Challenge => Leave the pictures out and print every record below exactly as it stands.

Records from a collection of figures
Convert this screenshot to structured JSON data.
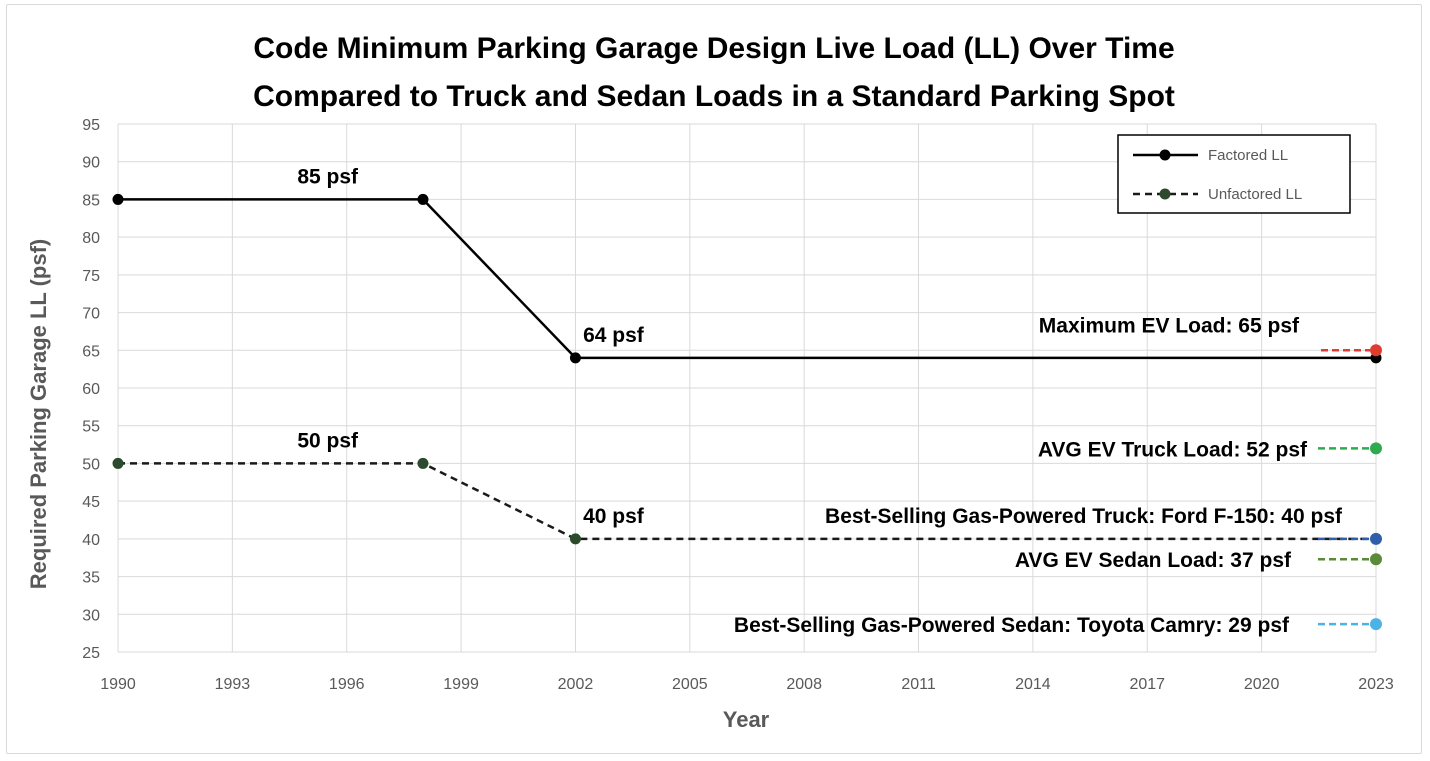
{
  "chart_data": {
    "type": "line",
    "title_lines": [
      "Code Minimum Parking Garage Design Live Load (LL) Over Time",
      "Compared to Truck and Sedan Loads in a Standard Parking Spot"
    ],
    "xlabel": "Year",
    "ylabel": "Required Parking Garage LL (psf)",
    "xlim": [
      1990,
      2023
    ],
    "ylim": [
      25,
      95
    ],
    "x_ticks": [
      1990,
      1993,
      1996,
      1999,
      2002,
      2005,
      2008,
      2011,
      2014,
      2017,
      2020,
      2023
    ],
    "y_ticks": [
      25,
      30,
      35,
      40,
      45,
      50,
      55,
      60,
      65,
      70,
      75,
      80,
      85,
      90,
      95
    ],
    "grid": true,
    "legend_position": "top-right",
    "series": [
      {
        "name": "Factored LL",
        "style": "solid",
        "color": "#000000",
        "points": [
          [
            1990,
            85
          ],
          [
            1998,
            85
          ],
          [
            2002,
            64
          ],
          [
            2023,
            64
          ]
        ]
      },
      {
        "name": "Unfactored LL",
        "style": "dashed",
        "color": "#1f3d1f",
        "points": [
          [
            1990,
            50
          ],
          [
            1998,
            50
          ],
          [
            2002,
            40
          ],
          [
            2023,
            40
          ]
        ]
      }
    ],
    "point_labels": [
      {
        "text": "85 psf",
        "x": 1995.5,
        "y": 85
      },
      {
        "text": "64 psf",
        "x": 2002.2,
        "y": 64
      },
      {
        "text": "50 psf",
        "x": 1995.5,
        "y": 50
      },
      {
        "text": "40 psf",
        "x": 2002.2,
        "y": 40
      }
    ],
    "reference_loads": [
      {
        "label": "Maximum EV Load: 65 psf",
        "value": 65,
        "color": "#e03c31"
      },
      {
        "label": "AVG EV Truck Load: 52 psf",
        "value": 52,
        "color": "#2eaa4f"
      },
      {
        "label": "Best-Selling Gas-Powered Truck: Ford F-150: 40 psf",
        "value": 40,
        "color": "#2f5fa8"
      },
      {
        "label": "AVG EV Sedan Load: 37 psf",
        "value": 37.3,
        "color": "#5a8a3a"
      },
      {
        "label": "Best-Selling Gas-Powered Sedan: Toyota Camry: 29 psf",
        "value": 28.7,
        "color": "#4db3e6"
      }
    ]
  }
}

Answer for the task =>
Convert this screenshot to structured JSON data.
{
  "chart_data": {
    "type": "line",
    "title_lines": [
      "Code Minimum Parking Garage Design Live Load (LL) Over Time",
      "Compared to Truck and Sedan Loads in a Standard Parking Spot"
    ],
    "xlabel": "Year",
    "ylabel": "Required Parking Garage LL (psf)",
    "xlim": [
      1990,
      2023
    ],
    "ylim": [
      25,
      95
    ],
    "x_ticks": [
      1990,
      1993,
      1996,
      1999,
      2002,
      2005,
      2008,
      2011,
      2014,
      2017,
      2020,
      2023
    ],
    "y_ticks": [
      25,
      30,
      35,
      40,
      45,
      50,
      55,
      60,
      65,
      70,
      75,
      80,
      85,
      90,
      95
    ],
    "grid": true,
    "legend_position": "top-right",
    "series": [
      {
        "name": "Factored LL",
        "style": "solid",
        "color": "#000000",
        "points": [
          [
            1990,
            85
          ],
          [
            1998,
            85
          ],
          [
            2002,
            64
          ],
          [
            2023,
            64
          ]
        ]
      },
      {
        "name": "Unfactored LL",
        "style": "dashed",
        "color": "#1f3d1f",
        "points": [
          [
            1990,
            50
          ],
          [
            1998,
            50
          ],
          [
            2002,
            40
          ],
          [
            2023,
            40
          ]
        ]
      }
    ],
    "point_labels": [
      {
        "text": "85 psf",
        "x": 1995.5,
        "y": 85
      },
      {
        "text": "64 psf",
        "x": 2002.2,
        "y": 64
      },
      {
        "text": "50 psf",
        "x": 1995.5,
        "y": 50
      },
      {
        "text": "40 psf",
        "x": 2002.2,
        "y": 40
      }
    ],
    "reference_loads": [
      {
        "label": "Maximum EV Load: 65 psf",
        "value": 65,
        "color": "#e03c31"
      },
      {
        "label": "AVG EV Truck Load: 52 psf",
        "value": 52,
        "color": "#2eaa4f"
      },
      {
        "label": "Best-Selling Gas-Powered Truck: Ford F-150: 40 psf",
        "value": 40,
        "color": "#2f5fa8"
      },
      {
        "label": "AVG EV Sedan Load: 37 psf",
        "value": 37.3,
        "color": "#5a8a3a"
      },
      {
        "label": "Best-Selling Gas-Powered Sedan: Toyota Camry: 29 psf",
        "value": 28.7,
        "color": "#4db3e6"
      }
    ]
  }
}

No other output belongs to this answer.